(EXERCISE) Make an exact copy of each entry, leaving out every picture.

════════

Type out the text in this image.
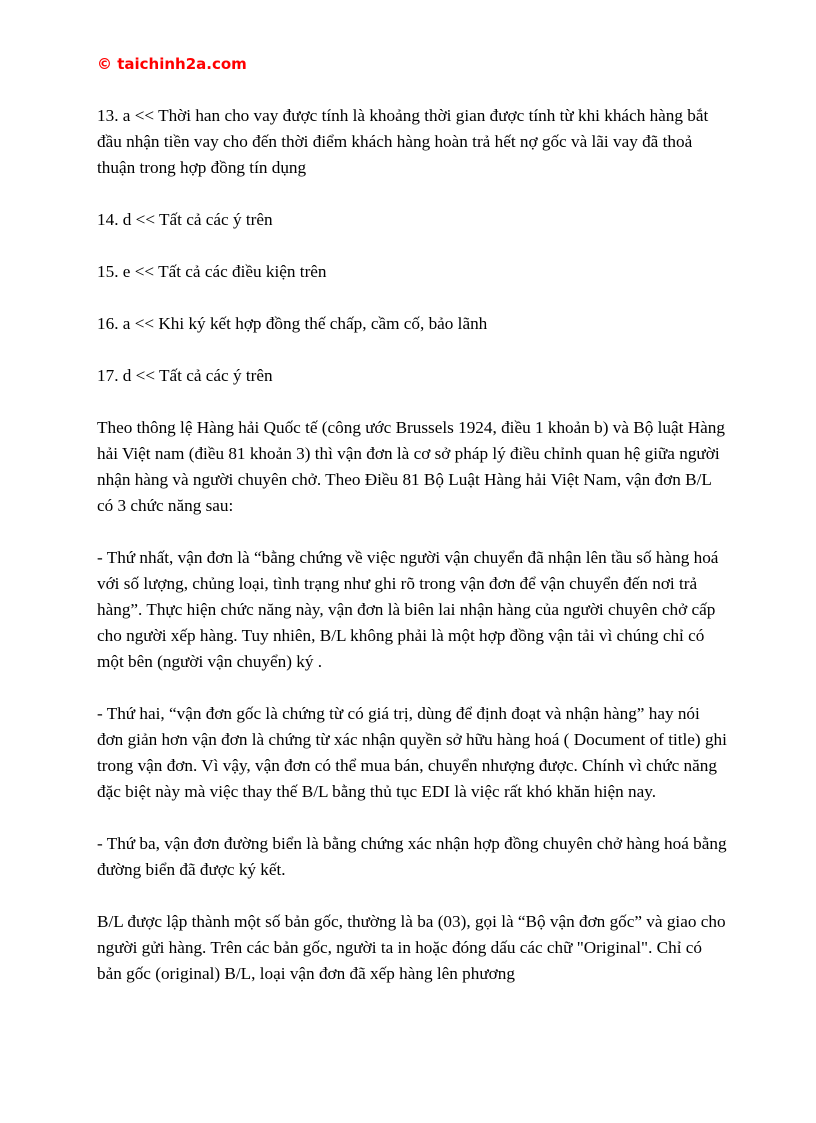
© taichinh2a.com

13. a << Thời han cho vay được tính là khoảng thời gian được tính từ khi khách hàng bắt đầu nhận tiền vay cho đến thời điểm khách hàng hoàn trả hết nợ gốc và lãi vay đã thoả thuận trong hợp đồng tín dụng

14. d << Tất cả các ý trên

15. e << Tất cả các điều kiện trên

16. a << Khi ký kết hợp đồng thế chấp, cầm cố, bảo lãnh

17. d << Tất cả các ý trên

Theo thông lệ Hàng hải Quốc tế (công ước Brussels 1924, điều 1 khoản b) và Bộ luật Hàng hải Việt nam (điều 81 khoản 3) thì vận đơn là cơ sở pháp lý điều chỉnh quan hệ giữa người nhận hàng và người chuyên chở. Theo Điều 81 Bộ Luật Hàng hải Việt Nam, vận đơn B/L có 3 chức năng sau:

- Thứ nhất, vận đơn là “bằng chứng về việc người vận chuyển đã nhận lên tầu số hàng hoá với số lượng, chủng loại, tình trạng như ghi rõ trong vận đơn để vận chuyển đến nơi trả hàng”. Thực hiện chức năng này, vận đơn là biên lai nhận hàng của người chuyên chở cấp cho người xếp hàng. Tuy nhiên, B/L không phải là một hợp đồng vận tải vì chúng chỉ có một bên (người vận chuyển) ký .

- Thứ hai, “vận đơn gốc là chứng từ có giá trị, dùng để định đoạt và nhận hàng” hay nói đơn giản hơn vận đơn là chứng từ xác nhận quyền sở hữu hàng hoá ( Document of title) ghi trong vận đơn. Vì vậy, vận đơn có thể mua bán, chuyển nhượng được. Chính vì chức năng đặc biệt này mà việc thay thế B/L bằng thủ tục EDI là việc rất khó khăn hiện nay.

- Thứ ba, vận đơn đường biển là bằng chứng xác nhận hợp đồng chuyên chở hàng hoá bằng đường biển đã được ký kết.

B/L được lập thành một số bản gốc, thường là ba (03), gọi là “Bộ vận đơn gốc” và giao cho người gửi hàng. Trên các bản gốc, người ta in hoặc đóng dấu các chữ "Original". Chỉ có bản gốc (original) B/L, loại vận đơn đã xếp hàng lên phương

════════

(ANSWER TO THIS EXERCISE)
Type out the text in this image.
© taichinh2a.com

13. a << Thời han cho vay được tính là khoảng thời gian được tính từ khi khách hàng bắt đầu nhận tiền vay cho đến thời điểm khách hàng hoàn trả hết nợ gốc và lãi vay đã thoả thuận trong hợp đồng tín dụng

14. d << Tất cả các ý trên

15. e << Tất cả các điều kiện trên

16. a << Khi ký kết hợp đồng thế chấp, cầm cố, bảo lãnh

17. d << Tất cả các ý trên

Theo thông lệ Hàng hải Quốc tế (công ước Brussels 1924, điều 1 khoản b) và Bộ luật Hàng hải Việt nam (điều 81 khoản 3) thì vận đơn là cơ sở pháp lý điều chỉnh quan hệ giữa người nhận hàng và người chuyên chở. Theo Điều 81 Bộ Luật Hàng hải Việt Nam, vận đơn B/L có 3 chức năng sau:

- Thứ nhất, vận đơn là “bằng chứng về việc người vận chuyển đã nhận lên tầu số hàng hoá với số lượng, chủng loại, tình trạng như ghi rõ trong vận đơn để vận chuyển đến nơi trả hàng”. Thực hiện chức năng này, vận đơn là biên lai nhận hàng của người chuyên chở cấp cho người xếp hàng. Tuy nhiên, B/L không phải là một hợp đồng vận tải vì chúng chỉ có một bên (người vận chuyển) ký .

- Thứ hai, “vận đơn gốc là chứng từ có giá trị, dùng để định đoạt và nhận hàng” hay nói đơn giản hơn vận đơn là chứng từ xác nhận quyền sở hữu hàng hoá ( Document of title) ghi trong vận đơn. Vì vậy, vận đơn có thể mua bán, chuyển nhượng được. Chính vì chức năng đặc biệt này mà việc thay thế B/L bằng thủ tục EDI là việc rất khó khăn hiện nay.

- Thứ ba, vận đơn đường biển là bằng chứng xác nhận hợp đồng chuyên chở hàng hoá bằng đường biển đã được ký kết.

B/L được lập thành một số bản gốc, thường là ba (03), gọi là “Bộ vận đơn gốc” và giao cho người gửi hàng. Trên các bản gốc, người ta in hoặc đóng dấu các chữ "Original". Chỉ có bản gốc (original) B/L, loại vận đơn đã xếp hàng lên phương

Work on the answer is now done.